## What is being asked
Of the lines in the entries, how many hold the word "xlabel"? Give that number alone.

## Stored data

######

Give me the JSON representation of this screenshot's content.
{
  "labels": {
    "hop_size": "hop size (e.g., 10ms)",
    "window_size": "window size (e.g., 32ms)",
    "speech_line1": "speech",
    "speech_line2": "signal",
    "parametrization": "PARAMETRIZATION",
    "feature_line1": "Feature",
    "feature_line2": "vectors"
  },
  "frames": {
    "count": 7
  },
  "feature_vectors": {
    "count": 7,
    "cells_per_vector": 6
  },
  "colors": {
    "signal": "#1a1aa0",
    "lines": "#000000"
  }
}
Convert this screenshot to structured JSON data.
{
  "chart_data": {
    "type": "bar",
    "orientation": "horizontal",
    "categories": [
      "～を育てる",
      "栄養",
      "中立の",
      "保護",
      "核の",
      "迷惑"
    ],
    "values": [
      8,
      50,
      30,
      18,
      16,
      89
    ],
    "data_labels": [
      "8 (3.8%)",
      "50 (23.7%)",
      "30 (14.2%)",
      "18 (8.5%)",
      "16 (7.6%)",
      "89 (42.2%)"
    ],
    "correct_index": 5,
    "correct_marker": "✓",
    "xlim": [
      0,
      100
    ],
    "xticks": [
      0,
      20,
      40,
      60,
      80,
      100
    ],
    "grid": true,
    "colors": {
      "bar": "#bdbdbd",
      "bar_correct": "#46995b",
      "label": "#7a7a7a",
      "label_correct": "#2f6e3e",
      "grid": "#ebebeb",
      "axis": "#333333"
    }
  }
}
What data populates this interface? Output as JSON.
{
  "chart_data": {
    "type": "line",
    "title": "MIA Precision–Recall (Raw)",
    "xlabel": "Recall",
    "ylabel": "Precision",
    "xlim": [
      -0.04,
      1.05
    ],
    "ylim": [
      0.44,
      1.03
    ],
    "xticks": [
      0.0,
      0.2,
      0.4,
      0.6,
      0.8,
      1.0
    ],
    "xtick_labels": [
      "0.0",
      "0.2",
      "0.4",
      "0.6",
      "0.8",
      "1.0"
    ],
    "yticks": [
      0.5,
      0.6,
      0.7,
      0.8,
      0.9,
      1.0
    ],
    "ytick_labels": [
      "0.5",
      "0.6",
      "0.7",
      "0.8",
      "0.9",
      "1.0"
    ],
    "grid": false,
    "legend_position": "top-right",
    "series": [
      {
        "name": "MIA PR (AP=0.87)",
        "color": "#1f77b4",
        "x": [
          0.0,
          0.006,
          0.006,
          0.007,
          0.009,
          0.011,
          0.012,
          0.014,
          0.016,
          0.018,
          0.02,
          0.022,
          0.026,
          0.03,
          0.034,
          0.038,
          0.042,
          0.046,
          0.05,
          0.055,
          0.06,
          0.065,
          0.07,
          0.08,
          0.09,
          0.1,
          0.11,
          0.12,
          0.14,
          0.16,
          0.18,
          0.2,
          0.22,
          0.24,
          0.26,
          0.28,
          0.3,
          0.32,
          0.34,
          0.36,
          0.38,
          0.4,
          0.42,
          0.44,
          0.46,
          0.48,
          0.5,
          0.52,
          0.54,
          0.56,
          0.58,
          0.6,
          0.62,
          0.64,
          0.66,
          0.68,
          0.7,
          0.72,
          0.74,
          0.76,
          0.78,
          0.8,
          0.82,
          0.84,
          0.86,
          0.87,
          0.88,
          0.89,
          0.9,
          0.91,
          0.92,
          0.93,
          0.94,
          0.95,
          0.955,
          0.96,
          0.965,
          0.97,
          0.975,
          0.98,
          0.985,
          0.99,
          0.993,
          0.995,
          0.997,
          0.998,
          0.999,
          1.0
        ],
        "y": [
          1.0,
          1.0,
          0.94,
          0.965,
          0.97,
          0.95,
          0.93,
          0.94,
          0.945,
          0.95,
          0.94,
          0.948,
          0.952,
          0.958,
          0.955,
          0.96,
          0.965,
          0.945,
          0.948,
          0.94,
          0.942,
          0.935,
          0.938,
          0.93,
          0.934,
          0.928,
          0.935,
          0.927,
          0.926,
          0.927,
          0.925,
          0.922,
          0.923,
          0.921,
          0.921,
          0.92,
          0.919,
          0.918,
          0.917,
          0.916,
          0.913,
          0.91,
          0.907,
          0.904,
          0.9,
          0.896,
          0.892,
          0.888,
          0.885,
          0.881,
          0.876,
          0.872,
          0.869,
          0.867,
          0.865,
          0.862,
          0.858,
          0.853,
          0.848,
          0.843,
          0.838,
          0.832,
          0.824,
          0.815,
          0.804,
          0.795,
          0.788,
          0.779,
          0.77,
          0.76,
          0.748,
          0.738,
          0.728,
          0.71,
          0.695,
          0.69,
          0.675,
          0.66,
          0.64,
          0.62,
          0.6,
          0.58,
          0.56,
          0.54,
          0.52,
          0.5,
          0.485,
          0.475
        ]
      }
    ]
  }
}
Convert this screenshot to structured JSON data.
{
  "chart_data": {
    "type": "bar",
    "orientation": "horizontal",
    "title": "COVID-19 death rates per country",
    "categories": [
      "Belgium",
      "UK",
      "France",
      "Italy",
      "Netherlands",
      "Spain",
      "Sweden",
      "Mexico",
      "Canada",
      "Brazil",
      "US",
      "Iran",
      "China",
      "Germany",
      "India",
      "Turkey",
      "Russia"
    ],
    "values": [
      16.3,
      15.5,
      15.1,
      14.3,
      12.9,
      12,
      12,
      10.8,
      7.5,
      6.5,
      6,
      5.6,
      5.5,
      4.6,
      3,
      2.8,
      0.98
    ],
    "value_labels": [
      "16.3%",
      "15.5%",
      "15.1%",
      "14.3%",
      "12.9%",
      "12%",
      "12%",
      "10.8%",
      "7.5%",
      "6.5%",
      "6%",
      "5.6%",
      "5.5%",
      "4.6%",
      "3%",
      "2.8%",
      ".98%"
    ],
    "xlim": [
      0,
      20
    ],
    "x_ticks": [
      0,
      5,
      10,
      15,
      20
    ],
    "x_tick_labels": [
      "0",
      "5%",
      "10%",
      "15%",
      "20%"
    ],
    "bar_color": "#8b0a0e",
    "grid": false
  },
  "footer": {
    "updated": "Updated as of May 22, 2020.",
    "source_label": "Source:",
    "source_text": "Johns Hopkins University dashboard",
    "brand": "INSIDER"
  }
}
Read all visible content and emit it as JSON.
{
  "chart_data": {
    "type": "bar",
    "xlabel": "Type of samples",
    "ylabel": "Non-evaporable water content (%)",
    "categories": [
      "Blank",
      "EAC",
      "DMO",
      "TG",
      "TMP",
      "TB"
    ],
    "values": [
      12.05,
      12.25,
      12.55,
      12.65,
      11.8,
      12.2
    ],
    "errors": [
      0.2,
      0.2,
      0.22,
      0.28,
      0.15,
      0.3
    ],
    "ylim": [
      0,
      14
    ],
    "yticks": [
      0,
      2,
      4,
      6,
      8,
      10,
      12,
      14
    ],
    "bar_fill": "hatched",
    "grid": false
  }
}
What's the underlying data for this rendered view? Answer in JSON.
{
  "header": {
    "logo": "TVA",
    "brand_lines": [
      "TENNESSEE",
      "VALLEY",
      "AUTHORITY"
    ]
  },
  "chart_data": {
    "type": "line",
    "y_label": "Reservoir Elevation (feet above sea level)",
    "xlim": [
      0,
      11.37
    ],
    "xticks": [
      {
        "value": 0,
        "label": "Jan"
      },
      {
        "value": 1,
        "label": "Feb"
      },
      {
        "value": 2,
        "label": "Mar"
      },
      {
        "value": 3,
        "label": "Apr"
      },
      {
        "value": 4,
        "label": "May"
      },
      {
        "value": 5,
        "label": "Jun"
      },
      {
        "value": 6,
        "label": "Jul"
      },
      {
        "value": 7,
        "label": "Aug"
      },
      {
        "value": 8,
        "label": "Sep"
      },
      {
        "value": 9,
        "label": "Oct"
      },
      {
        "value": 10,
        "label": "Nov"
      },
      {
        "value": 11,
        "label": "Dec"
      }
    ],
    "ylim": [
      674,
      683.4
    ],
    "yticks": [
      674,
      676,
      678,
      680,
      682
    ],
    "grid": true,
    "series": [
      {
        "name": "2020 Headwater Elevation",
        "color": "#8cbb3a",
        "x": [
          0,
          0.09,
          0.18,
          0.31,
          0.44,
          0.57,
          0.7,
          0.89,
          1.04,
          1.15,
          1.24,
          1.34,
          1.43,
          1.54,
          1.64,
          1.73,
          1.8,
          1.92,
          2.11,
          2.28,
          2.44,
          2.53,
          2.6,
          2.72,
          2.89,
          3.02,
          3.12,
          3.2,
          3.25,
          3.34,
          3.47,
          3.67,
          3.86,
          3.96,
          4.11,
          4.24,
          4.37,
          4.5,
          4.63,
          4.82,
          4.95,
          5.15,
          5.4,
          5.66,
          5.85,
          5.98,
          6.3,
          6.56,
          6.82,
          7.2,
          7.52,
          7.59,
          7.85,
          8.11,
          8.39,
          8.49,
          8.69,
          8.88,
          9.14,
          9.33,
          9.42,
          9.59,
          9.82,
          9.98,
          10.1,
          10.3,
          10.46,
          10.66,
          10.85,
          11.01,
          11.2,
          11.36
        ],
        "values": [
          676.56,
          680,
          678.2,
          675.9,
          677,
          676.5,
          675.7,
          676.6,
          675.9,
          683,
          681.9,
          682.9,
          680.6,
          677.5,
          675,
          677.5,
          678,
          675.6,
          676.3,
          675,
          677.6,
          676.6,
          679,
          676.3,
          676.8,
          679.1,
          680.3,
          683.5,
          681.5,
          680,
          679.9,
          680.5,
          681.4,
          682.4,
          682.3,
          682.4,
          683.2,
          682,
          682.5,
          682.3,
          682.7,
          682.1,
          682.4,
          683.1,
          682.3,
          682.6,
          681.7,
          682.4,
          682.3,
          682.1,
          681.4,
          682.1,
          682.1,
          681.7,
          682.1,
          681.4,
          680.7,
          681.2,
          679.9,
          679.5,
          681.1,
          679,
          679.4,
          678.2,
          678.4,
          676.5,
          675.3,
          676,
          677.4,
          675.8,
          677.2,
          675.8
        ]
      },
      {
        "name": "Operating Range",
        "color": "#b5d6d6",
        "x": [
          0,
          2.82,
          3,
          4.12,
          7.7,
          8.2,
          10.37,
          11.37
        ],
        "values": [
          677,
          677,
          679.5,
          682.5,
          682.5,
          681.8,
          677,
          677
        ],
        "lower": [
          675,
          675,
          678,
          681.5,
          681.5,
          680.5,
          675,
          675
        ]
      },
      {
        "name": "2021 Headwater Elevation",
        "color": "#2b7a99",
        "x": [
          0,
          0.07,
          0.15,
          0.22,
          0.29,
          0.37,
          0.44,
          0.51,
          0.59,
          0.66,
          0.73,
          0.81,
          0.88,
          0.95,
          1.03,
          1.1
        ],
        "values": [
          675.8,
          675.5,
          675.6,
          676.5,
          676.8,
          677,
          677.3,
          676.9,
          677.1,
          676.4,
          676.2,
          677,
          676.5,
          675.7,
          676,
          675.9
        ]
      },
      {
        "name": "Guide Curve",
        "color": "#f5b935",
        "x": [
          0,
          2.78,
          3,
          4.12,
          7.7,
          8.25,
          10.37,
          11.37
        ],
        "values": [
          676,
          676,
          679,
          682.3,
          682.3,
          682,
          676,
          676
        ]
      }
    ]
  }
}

######

## The result
2